SUPPLIED RECORDS:
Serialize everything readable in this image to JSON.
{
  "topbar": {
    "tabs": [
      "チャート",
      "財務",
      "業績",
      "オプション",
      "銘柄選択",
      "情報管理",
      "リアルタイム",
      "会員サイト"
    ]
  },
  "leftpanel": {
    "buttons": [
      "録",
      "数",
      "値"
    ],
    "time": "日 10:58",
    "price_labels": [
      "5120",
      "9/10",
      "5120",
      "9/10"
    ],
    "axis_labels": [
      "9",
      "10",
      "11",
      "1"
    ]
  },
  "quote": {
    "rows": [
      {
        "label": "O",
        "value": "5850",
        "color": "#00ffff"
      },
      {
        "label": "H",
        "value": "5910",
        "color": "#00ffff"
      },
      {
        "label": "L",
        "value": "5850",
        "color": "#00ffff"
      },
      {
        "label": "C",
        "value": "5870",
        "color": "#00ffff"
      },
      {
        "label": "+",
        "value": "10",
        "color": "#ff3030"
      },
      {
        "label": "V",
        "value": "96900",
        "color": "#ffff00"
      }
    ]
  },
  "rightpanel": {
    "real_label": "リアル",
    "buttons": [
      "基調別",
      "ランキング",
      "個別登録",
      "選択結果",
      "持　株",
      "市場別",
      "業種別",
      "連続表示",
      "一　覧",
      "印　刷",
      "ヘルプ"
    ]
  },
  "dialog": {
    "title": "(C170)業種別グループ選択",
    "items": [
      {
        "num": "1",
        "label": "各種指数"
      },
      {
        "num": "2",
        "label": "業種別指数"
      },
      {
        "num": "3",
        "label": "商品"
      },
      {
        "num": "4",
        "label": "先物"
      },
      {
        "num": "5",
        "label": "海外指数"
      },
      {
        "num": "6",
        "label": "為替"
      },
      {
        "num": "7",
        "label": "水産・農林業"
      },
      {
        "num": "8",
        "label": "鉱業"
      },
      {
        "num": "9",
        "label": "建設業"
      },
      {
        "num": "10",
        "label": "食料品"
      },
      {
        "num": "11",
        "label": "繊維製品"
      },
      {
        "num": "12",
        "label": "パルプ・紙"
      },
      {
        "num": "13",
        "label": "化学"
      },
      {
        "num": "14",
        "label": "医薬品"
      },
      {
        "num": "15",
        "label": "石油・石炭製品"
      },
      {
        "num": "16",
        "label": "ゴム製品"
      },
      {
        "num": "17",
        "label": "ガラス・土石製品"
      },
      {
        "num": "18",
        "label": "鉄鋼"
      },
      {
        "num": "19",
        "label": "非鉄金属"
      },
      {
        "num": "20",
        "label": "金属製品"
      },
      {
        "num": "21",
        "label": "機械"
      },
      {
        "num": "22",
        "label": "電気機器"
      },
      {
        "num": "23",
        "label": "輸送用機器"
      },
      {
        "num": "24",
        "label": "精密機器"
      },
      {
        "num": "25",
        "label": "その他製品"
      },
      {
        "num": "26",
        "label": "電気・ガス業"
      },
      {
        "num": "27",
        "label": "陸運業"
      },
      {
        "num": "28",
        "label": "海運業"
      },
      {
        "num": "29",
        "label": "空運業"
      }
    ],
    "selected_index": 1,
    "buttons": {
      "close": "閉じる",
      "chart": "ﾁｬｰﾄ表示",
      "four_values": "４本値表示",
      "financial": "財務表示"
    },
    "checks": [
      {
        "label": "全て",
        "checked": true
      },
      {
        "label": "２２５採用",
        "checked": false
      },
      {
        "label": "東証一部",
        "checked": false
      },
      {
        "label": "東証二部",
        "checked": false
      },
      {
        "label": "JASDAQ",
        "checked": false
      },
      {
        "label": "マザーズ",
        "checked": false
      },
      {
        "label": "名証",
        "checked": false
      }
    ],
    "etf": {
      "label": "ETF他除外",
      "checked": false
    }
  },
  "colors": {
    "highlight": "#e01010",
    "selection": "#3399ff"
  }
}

WHAT TO DO: The records above should be restated word for word, please.

ANSWER TO THE EXERCISE:
Serialize everything readable in this image to JSON.
{
  "topbar": {
    "tabs": [
      "チャート",
      "財務",
      "業績",
      "オプション",
      "銘柄選択",
      "情報管理",
      "リアルタイム",
      "会員サイト"
    ]
  },
  "leftpanel": {
    "buttons": [
      "録",
      "数",
      "値"
    ],
    "time": "日 10:58",
    "price_labels": [
      "5120",
      "9/10",
      "5120",
      "9/10"
    ],
    "axis_labels": [
      "9",
      "10",
      "11",
      "1"
    ]
  },
  "quote": {
    "rows": [
      {
        "label": "O",
        "value": "5850",
        "color": "#00ffff"
      },
      {
        "label": "H",
        "value": "5910",
        "color": "#00ffff"
      },
      {
        "label": "L",
        "value": "5850",
        "color": "#00ffff"
      },
      {
        "label": "C",
        "value": "5870",
        "color": "#00ffff"
      },
      {
        "label": "+",
        "value": "10",
        "color": "#ff3030"
      },
      {
        "label": "V",
        "value": "96900",
        "color": "#ffff00"
      }
    ]
  },
  "rightpanel": {
    "real_label": "リアル",
    "buttons": [
      "基調別",
      "ランキング",
      "個別登録",
      "選択結果",
      "持　株",
      "市場別",
      "業種別",
      "連続表示",
      "一　覧",
      "印　刷",
      "ヘルプ"
    ]
  },
  "dialog": {
    "title": "(C170)業種別グループ選択",
    "items": [
      {
        "num": "1",
        "label": "各種指数"
      },
      {
        "num": "2",
        "label": "業種別指数"
      },
      {
        "num": "3",
        "label": "商品"
      },
      {
        "num": "4",
        "label": "先物"
      },
      {
        "num": "5",
        "label": "海外指数"
      },
      {
        "num": "6",
        "label": "為替"
      },
      {
        "num": "7",
        "label": "水産・農林業"
      },
      {
        "num": "8",
        "label": "鉱業"
      },
      {
        "num": "9",
        "label": "建設業"
      },
      {
        "num": "10",
        "label": "食料品"
      },
      {
        "num": "11",
        "label": "繊維製品"
      },
      {
        "num": "12",
        "label": "パルプ・紙"
      },
      {
        "num": "13",
        "label": "化学"
      },
      {
        "num": "14",
        "label": "医薬品"
      },
      {
        "num": "15",
        "label": "石油・石炭製品"
      },
      {
        "num": "16",
        "label": "ゴム製品"
      },
      {
        "num": "17",
        "label": "ガラス・土石製品"
      },
      {
        "num": "18",
        "label": "鉄鋼"
      },
      {
        "num": "19",
        "label": "非鉄金属"
      },
      {
        "num": "20",
        "label": "金属製品"
      },
      {
        "num": "21",
        "label": "機械"
      },
      {
        "num": "22",
        "label": "電気機器"
      },
      {
        "num": "23",
        "label": "輸送用機器"
      },
      {
        "num": "24",
        "label": "精密機器"
      },
      {
        "num": "25",
        "label": "その他製品"
      },
      {
        "num": "26",
        "label": "電気・ガス業"
      },
      {
        "num": "27",
        "label": "陸運業"
      },
      {
        "num": "28",
        "label": "海運業"
      },
      {
        "num": "29",
        "label": "空運業"
      }
    ],
    "selected_index": 1,
    "buttons": {
      "close": "閉じる",
      "chart": "ﾁｬｰﾄ表示",
      "four_values": "４本値表示",
      "financial": "財務表示"
    },
    "checks": [
      {
        "label": "全て",
        "checked": true
      },
      {
        "label": "２２５採用",
        "checked": false
      },
      {
        "label": "東証一部",
        "checked": false
      },
      {
        "label": "東証二部",
        "checked": false
      },
      {
        "label": "JASDAQ",
        "checked": false
      },
      {
        "label": "マザーズ",
        "checked": false
      },
      {
        "label": "名証",
        "checked": false
      }
    ],
    "etf": {
      "label": "ETF他除外",
      "checked": false
    }
  },
  "colors": {
    "highlight": "#e01010",
    "selection": "#3399ff"
  }
}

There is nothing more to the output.